**Exercise**
Pick up the biography of Hong Kong actress Siu-Mui Leung below and write the next part, starting after its last sentence.

**Passage provided**
- Born: 1932
- Died: 1964 (aged 31–32)
- Other names: Leung Siu Mooi, Leung So-Mui
- Occupation: Actress
- Years active: 1950–1962

= Siu-Mui Leung =

Chinese actress (1932–1964)

Siu-Mui Leung (1932–1964)(梁素梅) is a former Chinese actress from Hong Kong. Leung is credited with over 80 films.

== Career ==
In 1950, Leung became an actress in Hong Kong films. Leung first appeared in A Chivalrous Bandit, a 1950 martial arts Cantonese opera film directed by Chan Pei. Leung was active in 1950s. Leung also appeared Magic of Tiger Dragon (aka How Old Master Jiang Crossed the River), a 1950 Cantonese opera film. In martial arts film, Leung appeared in films such as Peach-Blossom Hero Spies on Poisonous Dragon Swamp by Night (1950) and Hu Weiqian Smashes the Engine Room (aka Wu Wai-kin Smashes the Factory Machines)(1950). In drama films, Leung appeared in films such as Wave of Jealousy (1950), How Song Jiang Slew His Mistress Yan Poxi (1950), Devil's Family (1950), and Sad Song of an Orphan Girl (1950). In comedy films, Leung appeared in films such as The Merry Lovers (1951), Night of Romance (1952), and Wrong Wedding (1954). Leung's last film was A Loving Husband for My Lovely Daughter, a 1962 comedy film directed by Fok Yin. Leung is credited with over 80 films.

**Recorded information**
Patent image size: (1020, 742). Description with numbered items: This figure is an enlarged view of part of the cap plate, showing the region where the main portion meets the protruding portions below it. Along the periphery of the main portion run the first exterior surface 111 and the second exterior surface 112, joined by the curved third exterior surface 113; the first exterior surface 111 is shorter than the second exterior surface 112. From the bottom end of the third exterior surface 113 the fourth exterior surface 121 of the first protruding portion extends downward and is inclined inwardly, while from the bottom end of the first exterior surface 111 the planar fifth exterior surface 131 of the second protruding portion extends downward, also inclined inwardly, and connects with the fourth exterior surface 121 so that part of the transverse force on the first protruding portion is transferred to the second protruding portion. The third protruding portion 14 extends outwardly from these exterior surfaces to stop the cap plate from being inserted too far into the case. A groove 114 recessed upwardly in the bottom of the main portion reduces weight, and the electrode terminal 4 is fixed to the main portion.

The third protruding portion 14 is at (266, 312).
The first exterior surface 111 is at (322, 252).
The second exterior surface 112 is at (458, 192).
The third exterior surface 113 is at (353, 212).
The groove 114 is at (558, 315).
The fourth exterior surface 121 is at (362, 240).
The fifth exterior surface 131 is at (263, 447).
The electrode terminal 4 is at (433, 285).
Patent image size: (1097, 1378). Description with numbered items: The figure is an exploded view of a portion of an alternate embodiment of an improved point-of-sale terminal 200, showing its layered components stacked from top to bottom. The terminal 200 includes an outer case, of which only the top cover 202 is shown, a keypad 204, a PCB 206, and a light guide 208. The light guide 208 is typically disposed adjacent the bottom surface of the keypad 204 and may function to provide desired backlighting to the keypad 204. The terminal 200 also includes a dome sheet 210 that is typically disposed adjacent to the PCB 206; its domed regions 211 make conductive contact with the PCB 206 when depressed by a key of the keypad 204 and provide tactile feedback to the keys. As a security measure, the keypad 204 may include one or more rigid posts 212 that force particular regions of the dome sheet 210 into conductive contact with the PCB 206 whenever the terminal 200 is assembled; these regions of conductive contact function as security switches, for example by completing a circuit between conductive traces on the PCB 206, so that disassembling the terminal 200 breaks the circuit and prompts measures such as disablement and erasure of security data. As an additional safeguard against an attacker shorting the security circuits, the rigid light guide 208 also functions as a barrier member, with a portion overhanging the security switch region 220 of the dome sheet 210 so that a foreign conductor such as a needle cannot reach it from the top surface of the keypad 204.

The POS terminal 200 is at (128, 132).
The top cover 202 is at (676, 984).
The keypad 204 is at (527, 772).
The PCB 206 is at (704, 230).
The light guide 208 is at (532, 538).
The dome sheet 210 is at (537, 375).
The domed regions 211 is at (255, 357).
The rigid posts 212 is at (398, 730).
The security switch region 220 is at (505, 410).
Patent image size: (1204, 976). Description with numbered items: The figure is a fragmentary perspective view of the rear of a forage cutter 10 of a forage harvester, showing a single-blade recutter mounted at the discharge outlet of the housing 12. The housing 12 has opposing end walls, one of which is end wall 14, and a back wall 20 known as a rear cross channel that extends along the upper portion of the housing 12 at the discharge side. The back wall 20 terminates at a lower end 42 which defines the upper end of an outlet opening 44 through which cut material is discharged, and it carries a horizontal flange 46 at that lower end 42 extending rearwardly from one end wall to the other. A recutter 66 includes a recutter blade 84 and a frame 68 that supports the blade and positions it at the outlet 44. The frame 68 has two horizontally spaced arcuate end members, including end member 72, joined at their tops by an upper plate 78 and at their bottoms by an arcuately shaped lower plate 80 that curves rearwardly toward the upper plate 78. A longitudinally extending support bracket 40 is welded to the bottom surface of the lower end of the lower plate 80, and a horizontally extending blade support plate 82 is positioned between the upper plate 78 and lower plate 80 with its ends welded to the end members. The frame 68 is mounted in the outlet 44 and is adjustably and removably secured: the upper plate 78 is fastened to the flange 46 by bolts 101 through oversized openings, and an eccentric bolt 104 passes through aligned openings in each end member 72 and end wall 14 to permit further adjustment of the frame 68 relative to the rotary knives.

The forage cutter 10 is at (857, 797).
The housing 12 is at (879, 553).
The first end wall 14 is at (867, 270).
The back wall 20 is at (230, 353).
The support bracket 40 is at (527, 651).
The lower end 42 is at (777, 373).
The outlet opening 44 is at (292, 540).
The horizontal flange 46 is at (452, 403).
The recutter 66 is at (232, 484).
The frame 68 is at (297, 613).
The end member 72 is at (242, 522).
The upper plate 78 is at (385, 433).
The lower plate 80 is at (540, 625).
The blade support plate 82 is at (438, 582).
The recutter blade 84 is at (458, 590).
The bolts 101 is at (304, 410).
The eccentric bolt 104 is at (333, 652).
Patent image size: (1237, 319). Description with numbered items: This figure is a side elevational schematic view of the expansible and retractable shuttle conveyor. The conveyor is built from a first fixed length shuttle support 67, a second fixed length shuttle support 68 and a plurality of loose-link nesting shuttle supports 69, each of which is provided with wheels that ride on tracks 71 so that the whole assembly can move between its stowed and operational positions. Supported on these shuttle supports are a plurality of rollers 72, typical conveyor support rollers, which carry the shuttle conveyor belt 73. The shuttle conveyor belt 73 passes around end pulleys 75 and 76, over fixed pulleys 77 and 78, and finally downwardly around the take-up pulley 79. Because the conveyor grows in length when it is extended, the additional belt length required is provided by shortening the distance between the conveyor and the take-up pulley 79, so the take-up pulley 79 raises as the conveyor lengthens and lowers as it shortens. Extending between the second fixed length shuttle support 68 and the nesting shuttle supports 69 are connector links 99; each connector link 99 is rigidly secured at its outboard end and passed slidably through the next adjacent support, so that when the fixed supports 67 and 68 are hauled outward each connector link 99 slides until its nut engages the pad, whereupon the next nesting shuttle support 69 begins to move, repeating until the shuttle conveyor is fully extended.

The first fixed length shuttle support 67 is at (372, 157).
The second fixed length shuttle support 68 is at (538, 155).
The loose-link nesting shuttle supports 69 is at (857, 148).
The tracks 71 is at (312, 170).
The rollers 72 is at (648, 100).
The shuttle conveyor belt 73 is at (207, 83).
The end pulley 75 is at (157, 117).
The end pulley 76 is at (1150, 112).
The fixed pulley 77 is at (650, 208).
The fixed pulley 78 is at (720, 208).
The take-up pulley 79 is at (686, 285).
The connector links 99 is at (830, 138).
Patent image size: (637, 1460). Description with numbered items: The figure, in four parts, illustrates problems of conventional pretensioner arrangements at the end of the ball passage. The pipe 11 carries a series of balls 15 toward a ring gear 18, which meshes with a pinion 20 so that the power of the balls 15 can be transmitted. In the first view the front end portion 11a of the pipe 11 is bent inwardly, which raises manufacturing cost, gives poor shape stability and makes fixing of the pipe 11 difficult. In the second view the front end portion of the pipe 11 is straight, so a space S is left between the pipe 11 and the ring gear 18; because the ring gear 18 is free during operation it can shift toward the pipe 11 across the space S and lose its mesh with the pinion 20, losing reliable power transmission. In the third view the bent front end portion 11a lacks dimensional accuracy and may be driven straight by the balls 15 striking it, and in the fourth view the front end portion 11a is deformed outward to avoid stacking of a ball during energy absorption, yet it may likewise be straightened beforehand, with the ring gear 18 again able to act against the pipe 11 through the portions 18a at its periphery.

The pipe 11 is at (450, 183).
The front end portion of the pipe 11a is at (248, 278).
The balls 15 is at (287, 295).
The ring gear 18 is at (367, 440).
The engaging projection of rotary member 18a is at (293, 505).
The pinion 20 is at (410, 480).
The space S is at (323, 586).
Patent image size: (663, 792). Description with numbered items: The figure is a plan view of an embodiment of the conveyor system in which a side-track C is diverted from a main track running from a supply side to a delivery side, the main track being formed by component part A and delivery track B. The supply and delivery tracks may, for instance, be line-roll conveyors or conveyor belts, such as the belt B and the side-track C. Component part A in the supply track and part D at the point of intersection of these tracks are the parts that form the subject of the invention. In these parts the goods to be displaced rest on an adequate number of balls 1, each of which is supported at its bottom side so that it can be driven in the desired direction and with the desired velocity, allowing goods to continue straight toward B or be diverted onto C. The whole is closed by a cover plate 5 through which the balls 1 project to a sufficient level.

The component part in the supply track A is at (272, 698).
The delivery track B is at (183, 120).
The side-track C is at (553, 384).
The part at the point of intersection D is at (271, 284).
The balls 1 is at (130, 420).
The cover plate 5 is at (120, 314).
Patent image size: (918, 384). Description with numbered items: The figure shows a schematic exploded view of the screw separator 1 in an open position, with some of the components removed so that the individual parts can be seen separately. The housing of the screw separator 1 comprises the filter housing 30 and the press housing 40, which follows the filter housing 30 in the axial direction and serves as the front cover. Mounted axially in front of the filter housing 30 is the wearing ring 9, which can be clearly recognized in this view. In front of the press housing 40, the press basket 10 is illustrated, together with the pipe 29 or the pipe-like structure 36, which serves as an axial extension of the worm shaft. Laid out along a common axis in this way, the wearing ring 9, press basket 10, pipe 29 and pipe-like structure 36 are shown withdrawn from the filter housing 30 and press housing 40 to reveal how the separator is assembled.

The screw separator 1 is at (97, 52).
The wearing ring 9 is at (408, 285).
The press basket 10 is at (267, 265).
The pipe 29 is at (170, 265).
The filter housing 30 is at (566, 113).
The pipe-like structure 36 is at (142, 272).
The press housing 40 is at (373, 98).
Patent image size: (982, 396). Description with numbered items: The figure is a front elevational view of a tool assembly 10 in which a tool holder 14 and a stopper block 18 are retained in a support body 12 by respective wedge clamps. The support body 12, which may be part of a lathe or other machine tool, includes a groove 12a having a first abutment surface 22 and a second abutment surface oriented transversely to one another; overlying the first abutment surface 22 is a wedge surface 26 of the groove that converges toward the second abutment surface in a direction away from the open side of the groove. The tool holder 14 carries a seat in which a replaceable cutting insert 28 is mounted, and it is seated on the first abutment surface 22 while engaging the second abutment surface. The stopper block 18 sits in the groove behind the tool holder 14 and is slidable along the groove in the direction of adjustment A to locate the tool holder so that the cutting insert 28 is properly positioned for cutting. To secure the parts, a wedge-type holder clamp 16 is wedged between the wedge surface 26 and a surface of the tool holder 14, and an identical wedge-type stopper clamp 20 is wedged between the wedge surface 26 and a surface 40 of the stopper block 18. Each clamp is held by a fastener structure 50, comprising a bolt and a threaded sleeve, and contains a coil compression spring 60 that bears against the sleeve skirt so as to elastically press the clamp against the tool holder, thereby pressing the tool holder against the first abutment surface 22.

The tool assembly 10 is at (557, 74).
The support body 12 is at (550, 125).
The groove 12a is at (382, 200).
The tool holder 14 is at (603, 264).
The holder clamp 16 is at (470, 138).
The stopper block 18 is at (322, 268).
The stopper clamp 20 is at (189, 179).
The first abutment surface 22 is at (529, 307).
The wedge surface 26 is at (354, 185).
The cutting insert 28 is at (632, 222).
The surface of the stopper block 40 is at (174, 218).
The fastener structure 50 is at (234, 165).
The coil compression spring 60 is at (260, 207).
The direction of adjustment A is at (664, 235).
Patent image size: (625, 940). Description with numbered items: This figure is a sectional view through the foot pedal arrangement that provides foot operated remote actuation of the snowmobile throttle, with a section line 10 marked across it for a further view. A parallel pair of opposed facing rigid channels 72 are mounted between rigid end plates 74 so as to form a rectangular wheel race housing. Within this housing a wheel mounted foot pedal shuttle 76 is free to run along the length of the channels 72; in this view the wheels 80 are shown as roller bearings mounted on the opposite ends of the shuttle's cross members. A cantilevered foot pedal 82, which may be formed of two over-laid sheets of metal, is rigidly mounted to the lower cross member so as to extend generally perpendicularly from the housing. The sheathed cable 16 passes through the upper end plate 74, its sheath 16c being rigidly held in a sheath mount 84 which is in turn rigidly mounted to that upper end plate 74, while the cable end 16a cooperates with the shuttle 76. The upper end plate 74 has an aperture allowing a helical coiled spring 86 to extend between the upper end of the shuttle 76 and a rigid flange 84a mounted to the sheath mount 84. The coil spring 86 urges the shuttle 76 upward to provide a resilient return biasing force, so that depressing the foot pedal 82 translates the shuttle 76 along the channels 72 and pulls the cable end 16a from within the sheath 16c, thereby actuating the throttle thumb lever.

**Task result**
== Filmography ==
=== Films ===
This is a partial list of films.
- 1950 A Chivalrous Bandit
- 1950 A White Python Usurps the Dragon's Palace
- 1950 How Song Jiang Slew His Mistress Yan Poxi
- 1950 Hu Weiqian Smashes the Engine Room (aka Wu Wai-kin Smashes the Factory Machines)
- 1950 Magic of Tiger Dragon (aka How Old Master Jiang Crossed the River)
- 1950 Peach-Blossom Hero Spies on Poisonous Dragon Swamp by Night
- 1950 Sad Song of an Orphan Girl
- 1950 Wave of Jealousy
- 1951 The Merry Lovers
- 1952 Night of Romance - Classmate
- 1954 Wrong Wedding
- 1956 The Wise Guys Who Fool Around (aka Sweet Time Together)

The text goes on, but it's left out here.